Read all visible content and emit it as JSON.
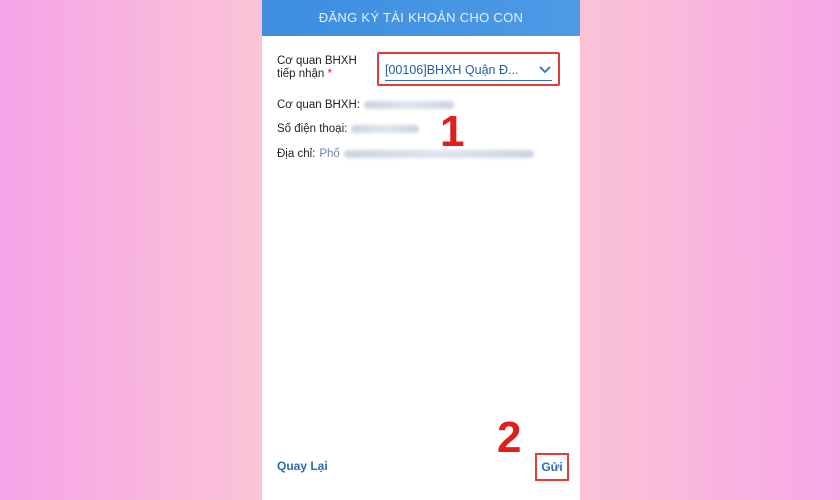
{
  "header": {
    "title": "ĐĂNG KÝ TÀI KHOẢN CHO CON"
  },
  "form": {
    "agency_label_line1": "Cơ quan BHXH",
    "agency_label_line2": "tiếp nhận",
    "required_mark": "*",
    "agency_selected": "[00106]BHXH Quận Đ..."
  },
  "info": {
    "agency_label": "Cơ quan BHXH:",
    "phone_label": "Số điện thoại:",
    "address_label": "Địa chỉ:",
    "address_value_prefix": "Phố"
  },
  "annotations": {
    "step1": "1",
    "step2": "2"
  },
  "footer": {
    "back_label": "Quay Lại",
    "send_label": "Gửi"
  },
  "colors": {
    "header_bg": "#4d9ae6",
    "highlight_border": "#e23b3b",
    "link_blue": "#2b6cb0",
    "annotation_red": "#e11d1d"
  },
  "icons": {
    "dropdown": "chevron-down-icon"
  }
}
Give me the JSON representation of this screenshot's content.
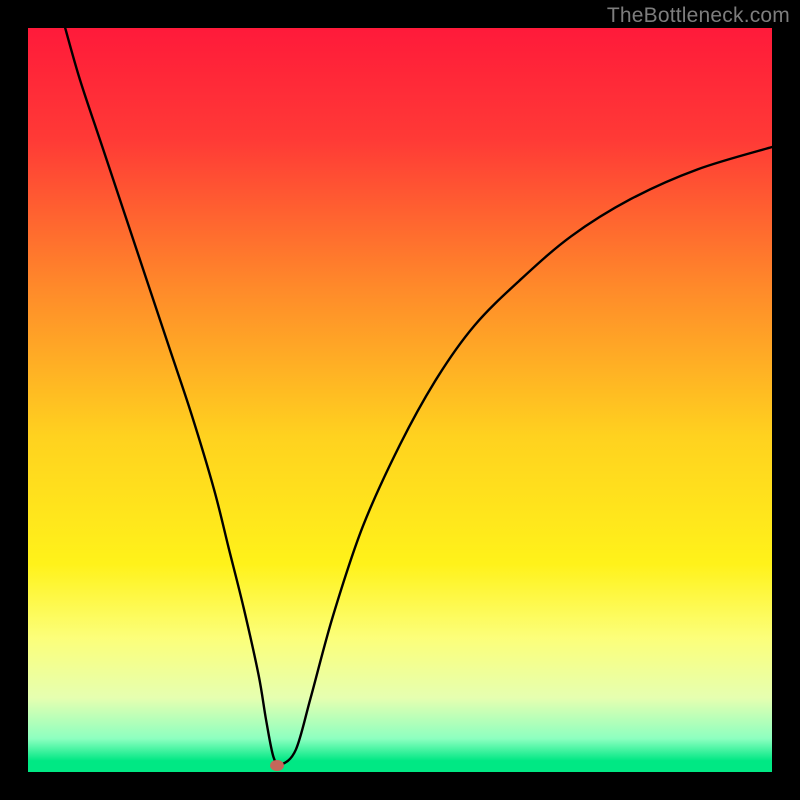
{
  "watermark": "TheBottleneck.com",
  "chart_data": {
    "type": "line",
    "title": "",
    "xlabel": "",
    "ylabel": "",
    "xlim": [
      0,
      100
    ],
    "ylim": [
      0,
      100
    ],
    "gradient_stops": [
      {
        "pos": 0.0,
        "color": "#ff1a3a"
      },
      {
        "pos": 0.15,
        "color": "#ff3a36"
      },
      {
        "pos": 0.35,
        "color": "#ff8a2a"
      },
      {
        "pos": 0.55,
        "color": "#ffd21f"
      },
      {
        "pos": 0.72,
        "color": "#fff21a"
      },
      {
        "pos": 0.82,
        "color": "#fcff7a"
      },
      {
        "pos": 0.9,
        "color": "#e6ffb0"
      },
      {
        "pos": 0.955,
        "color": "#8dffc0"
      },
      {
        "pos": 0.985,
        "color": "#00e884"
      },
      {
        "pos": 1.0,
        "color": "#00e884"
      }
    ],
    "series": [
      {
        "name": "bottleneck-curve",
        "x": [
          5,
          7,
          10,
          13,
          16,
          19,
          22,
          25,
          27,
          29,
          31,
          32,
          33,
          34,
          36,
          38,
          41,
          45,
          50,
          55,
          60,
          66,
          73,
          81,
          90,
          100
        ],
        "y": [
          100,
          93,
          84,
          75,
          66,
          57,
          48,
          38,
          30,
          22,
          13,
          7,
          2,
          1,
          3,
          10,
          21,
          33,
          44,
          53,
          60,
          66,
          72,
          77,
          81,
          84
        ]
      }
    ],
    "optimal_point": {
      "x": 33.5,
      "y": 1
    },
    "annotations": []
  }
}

Task directions: Print the whole listing above once more, word for word, without its pictures.

Task output:
Read all visible content and emit it as JSON.
{
  "header": {
    "title": "ĐĂNG KÝ TÀI KHOẢN CHO CON"
  },
  "form": {
    "agency_label_line1": "Cơ quan BHXH",
    "agency_label_line2": "tiếp nhận",
    "required_mark": "*",
    "agency_selected": "[00106]BHXH Quận Đ..."
  },
  "info": {
    "agency_label": "Cơ quan BHXH:",
    "phone_label": "Số điện thoại:",
    "address_label": "Địa chỉ:",
    "address_value_prefix": "Phố"
  },
  "annotations": {
    "step1": "1",
    "step2": "2"
  },
  "footer": {
    "back_label": "Quay Lại",
    "send_label": "Gửi"
  },
  "colors": {
    "header_bg": "#4d9ae6",
    "highlight_border": "#e23b3b",
    "link_blue": "#2b6cb0",
    "annotation_red": "#e11d1d"
  },
  "icons": {
    "dropdown": "chevron-down-icon"
  }
}
Give me the JSON representation of this screenshot's content.
{
  "watermark": "TheBottleneck.com",
  "chart_data": {
    "type": "line",
    "title": "",
    "xlabel": "",
    "ylabel": "",
    "xlim": [
      0,
      100
    ],
    "ylim": [
      0,
      100
    ],
    "gradient_stops": [
      {
        "pos": 0.0,
        "color": "#ff1a3a"
      },
      {
        "pos": 0.15,
        "color": "#ff3a36"
      },
      {
        "pos": 0.35,
        "color": "#ff8a2a"
      },
      {
        "pos": 0.55,
        "color": "#ffd21f"
      },
      {
        "pos": 0.72,
        "color": "#fff21a"
      },
      {
        "pos": 0.82,
        "color": "#fcff7a"
      },
      {
        "pos": 0.9,
        "color": "#e6ffb0"
      },
      {
        "pos": 0.955,
        "color": "#8dffc0"
      },
      {
        "pos": 0.985,
        "color": "#00e884"
      },
      {
        "pos": 1.0,
        "color": "#00e884"
      }
    ],
    "series": [
      {
        "name": "bottleneck-curve",
        "x": [
          5,
          7,
          10,
          13,
          16,
          19,
          22,
          25,
          27,
          29,
          31,
          32,
          33,
          34,
          36,
          38,
          41,
          45,
          50,
          55,
          60,
          66,
          73,
          81,
          90,
          100
        ],
        "y": [
          100,
          93,
          84,
          75,
          66,
          57,
          48,
          38,
          30,
          22,
          13,
          7,
          2,
          1,
          3,
          10,
          21,
          33,
          44,
          53,
          60,
          66,
          72,
          77,
          81,
          84
        ]
      }
    ],
    "optimal_point": {
      "x": 33.5,
      "y": 1
    },
    "annotations": []
  }
}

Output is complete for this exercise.